The task:
Repeat the listing in full, preserving every character.
# start of Records shown
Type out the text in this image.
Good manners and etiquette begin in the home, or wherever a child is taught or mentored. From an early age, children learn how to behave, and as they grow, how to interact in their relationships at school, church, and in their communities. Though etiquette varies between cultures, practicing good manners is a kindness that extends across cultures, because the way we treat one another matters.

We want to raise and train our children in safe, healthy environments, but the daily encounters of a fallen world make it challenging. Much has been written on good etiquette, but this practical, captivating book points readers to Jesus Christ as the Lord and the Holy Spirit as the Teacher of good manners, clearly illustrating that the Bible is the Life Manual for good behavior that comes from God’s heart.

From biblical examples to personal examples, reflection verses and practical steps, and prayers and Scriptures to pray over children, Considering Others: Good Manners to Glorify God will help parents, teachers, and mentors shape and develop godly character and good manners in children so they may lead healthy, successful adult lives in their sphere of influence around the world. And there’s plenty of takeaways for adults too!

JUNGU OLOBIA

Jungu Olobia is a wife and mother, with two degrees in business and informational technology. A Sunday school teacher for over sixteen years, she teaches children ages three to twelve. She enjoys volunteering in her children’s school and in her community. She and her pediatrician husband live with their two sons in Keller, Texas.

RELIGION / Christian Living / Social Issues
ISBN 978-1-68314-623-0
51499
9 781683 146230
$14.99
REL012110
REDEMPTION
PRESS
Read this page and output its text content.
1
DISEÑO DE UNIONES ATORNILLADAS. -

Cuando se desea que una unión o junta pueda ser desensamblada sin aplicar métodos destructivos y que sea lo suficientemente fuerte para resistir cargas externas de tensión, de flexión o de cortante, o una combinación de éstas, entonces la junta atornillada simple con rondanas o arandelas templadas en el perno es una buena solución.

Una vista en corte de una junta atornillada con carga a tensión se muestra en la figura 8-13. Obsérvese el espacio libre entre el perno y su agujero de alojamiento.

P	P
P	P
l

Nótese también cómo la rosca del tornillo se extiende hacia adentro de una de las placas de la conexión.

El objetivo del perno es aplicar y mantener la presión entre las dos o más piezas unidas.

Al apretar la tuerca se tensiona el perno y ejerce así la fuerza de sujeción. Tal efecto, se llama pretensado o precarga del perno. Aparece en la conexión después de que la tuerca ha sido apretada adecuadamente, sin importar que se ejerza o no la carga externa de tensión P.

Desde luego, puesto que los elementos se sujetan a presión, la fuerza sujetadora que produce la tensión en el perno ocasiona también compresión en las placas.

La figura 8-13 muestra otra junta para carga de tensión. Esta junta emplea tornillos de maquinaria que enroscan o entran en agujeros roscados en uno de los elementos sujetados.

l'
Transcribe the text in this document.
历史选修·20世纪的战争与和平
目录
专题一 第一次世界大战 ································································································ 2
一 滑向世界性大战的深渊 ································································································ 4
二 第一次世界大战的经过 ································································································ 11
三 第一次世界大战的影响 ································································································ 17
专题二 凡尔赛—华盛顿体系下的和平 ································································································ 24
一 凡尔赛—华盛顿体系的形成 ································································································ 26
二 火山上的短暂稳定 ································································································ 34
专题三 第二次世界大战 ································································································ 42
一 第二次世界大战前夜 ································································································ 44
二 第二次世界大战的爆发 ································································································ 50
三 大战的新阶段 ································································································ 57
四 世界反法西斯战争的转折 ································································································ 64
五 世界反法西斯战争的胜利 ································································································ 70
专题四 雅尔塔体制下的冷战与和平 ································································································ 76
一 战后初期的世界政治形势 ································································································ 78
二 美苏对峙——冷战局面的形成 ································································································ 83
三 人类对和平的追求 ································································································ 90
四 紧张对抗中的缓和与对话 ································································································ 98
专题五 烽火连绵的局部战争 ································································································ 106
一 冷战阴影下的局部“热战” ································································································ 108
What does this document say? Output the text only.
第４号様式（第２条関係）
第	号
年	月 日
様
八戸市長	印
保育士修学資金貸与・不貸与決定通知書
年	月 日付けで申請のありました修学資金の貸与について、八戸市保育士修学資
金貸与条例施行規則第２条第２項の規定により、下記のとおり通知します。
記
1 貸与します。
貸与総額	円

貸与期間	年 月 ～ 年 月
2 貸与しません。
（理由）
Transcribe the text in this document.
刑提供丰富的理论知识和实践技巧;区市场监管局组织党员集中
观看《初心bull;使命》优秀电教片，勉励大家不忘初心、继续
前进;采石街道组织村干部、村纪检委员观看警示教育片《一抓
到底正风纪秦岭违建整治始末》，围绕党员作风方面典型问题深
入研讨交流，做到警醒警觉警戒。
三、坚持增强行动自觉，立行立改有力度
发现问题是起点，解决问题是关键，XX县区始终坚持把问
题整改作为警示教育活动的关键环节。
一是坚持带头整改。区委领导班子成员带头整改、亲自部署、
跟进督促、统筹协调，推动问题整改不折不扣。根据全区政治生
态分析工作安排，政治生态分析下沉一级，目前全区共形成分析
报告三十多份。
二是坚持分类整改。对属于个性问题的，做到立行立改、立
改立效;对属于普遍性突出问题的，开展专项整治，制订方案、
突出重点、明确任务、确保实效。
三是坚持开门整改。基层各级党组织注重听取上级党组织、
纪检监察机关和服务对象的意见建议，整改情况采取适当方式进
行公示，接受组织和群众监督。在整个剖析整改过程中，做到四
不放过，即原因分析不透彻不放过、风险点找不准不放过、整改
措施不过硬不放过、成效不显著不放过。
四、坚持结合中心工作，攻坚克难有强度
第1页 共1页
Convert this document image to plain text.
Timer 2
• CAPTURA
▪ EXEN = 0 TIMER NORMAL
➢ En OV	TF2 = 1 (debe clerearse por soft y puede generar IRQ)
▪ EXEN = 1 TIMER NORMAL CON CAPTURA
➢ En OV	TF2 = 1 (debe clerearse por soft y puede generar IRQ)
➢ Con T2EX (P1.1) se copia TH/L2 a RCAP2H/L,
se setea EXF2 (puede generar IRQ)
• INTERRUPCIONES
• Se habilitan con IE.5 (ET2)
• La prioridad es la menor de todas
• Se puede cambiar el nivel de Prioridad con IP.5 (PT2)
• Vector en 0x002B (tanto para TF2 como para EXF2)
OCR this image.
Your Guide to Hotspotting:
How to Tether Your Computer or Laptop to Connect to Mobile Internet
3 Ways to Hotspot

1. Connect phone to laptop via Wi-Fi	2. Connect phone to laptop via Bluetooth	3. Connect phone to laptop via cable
# end of Records shown
Expected answer:
Type out the text in this image.
Good manners and etiquette begin in the home, or wherever a child is taught or mentored. From an early age, children learn how to behave, and as they grow, how to interact in their relationships at school, church, and in their communities. Though etiquette varies between cultures, practicing good manners is a kindness that extends across cultures, because the way we treat one another matters.

We want to raise and train our children in safe, healthy environments, but the daily encounters of a fallen world make it challenging. Much has been written on good etiquette, but this practical, captivating book points readers to Jesus Christ as the Lord and the Holy Spirit as the Teacher of good manners, clearly illustrating that the Bible is the Life Manual for good behavior that comes from God’s heart.

From biblical examples to personal examples, reflection verses and practical steps, and prayers and Scriptures to pray over children, Considering Others: Good Manners to Glorify God will help parents, teachers, and mentors shape and develop godly character and good manners in children so they may lead healthy, successful adult lives in their sphere of influence around the world. And there’s plenty of takeaways for adults too!

JUNGU OLOBIA

Jungu Olobia is a wife and mother, with two degrees in business and informational technology. A Sunday school teacher for over sixteen years, she teaches children ages three to twelve. She enjoys volunteering in her children’s school and in her community. She and her pediatrician husband live with their two sons in Keller, Texas.

RELIGION / Christian Living / Social Issues
ISBN 978-1-68314-623-0
51499
9 781683 146230
$14.99
REL012110
REDEMPTION
PRESS
Read this page and output its text content.
1
DISEÑO DE UNIONES ATORNILLADAS. -

Cuando se desea que una unión o junta pueda ser desensamblada sin aplicar métodos destructivos y que sea lo suficientemente fuerte para resistir cargas externas de tensión, de flexión o de cortante, o una combinación de éstas, entonces la junta atornillada simple con rondanas o arandelas templadas en el perno es una buena solución.

Una vista en corte de una junta atornillada con carga a tensión se muestra en la figura 8-13. Obsérvese el espacio libre entre el perno y su agujero de alojamiento.

P	P
P	P
l

Nótese también cómo la rosca del tornillo se extiende hacia adentro de una de las placas de la conexión.

El objetivo del perno es aplicar y mantener la presión entre las dos o más piezas unidas.

Al apretar la tuerca se tensiona el perno y ejerce así la fuerza de sujeción. Tal efecto, se llama pretensado o precarga del perno. Aparece en la conexión después de que la tuerca ha sido apretada adecuadamente, sin importar que se ejerza o no la carga externa de tensión P.

Desde luego, puesto que los elementos se sujetan a presión, la fuerza sujetadora que produce la tensión en el perno ocasiona también compresión en las placas.

La figura 8-13 muestra otra junta para carga de tensión. Esta junta emplea tornillos de maquinaria que enroscan o entran en agujeros roscados en uno de los elementos sujetados.

l'
Transcribe the text in this document.
历史选修·20世纪的战争与和平
目录
专题一 第一次世界大战 ································································································ 2
一 滑向世界性大战的深渊 ································································································ 4
二 第一次世界大战的经过 ································································································ 11
三 第一次世界大战的影响 ································································································ 17
专题二 凡尔赛—华盛顿体系下的和平 ································································································ 24
一 凡尔赛—华盛顿体系的形成 ································································································ 26
二 火山上的短暂稳定 ································································································ 34
专题三 第二次世界大战 ································································································ 42
一 第二次世界大战前夜 ································································································ 44
二 第二次世界大战的爆发 ································································································ 50
三 大战的新阶段 ································································································ 57
四 世界反法西斯战争的转折 ································································································ 64
五 世界反法西斯战争的胜利 ································································································ 70
专题四 雅尔塔体制下的冷战与和平 ································································································ 76
一 战后初期的世界政治形势 ································································································ 78
二 美苏对峙——冷战局面的形成 ································································································ 83
三 人类对和平的追求 ································································································ 90
四 紧张对抗中的缓和与对话 ································································································ 98
专题五 烽火连绵的局部战争 ································································································ 106
一 冷战阴影下的局部“热战” ································································································ 108
What does this document say? Output the text only.
第４号様式（第２条関係）
第	号
年	月 日
様
八戸市長	印
保育士修学資金貸与・不貸与決定通知書
年	月 日付けで申請のありました修学資金の貸与について、八戸市保育士修学資
金貸与条例施行規則第２条第２項の規定により、下記のとおり通知します。
記
1 貸与します。
貸与総額	円

貸与期間	年 月 ～ 年 月
2 貸与しません。
（理由）
Transcribe the text in this document.
刑提供丰富的理论知识和实践技巧;区市场监管局组织党员集中
观看《初心bull;使命》优秀电教片，勉励大家不忘初心、继续
前进;采石街道组织村干部、村纪检委员观看警示教育片《一抓
到底正风纪秦岭违建整治始末》，围绕党员作风方面典型问题深
入研讨交流，做到警醒警觉警戒。
三、坚持增强行动自觉，立行立改有力度
发现问题是起点，解决问题是关键，XX县区始终坚持把问
题整改作为警示教育活动的关键环节。
一是坚持带头整改。区委领导班子成员带头整改、亲自部署、
跟进督促、统筹协调，推动问题整改不折不扣。根据全区政治生
态分析工作安排，政治生态分析下沉一级，目前全区共形成分析
报告三十多份。
二是坚持分类整改。对属于个性问题的，做到立行立改、立
改立效;对属于普遍性突出问题的，开展专项整治，制订方案、
突出重点、明确任务、确保实效。
三是坚持开门整改。基层各级党组织注重听取上级党组织、
纪检监察机关和服务对象的意见建议，整改情况采取适当方式进
行公示，接受组织和群众监督。在整个剖析整改过程中，做到四
不放过，即原因分析不透彻不放过、风险点找不准不放过、整改
措施不过硬不放过、成效不显著不放过。
四、坚持结合中心工作，攻坚克难有强度
第1页 共1页
Convert this document image to plain text.
Timer 2
• CAPTURA
▪ EXEN = 0 TIMER NORMAL
➢ En OV	TF2 = 1 (debe clerearse por soft y puede generar IRQ)
▪ EXEN = 1 TIMER NORMAL CON CAPTURA
➢ En OV	TF2 = 1 (debe clerearse por soft y puede generar IRQ)
➢ Con T2EX (P1.1) se copia TH/L2 a RCAP2H/L,
se setea EXF2 (puede generar IRQ)
• INTERRUPCIONES
• Se habilitan con IE.5 (ET2)
• La prioridad es la menor de todas
• Se puede cambiar el nivel de Prioridad con IP.5 (PT2)
• Vector en 0x002B (tanto para TF2 como para EXF2)
OCR this image.
Your Guide to Hotspotting:
How to Tether Your Computer or Laptop to Connect to Mobile Internet
3 Ways to Hotspot

1. Connect phone to laptop via Wi-Fi	2. Connect phone to laptop via Bluetooth	3. Connect phone to laptop via cable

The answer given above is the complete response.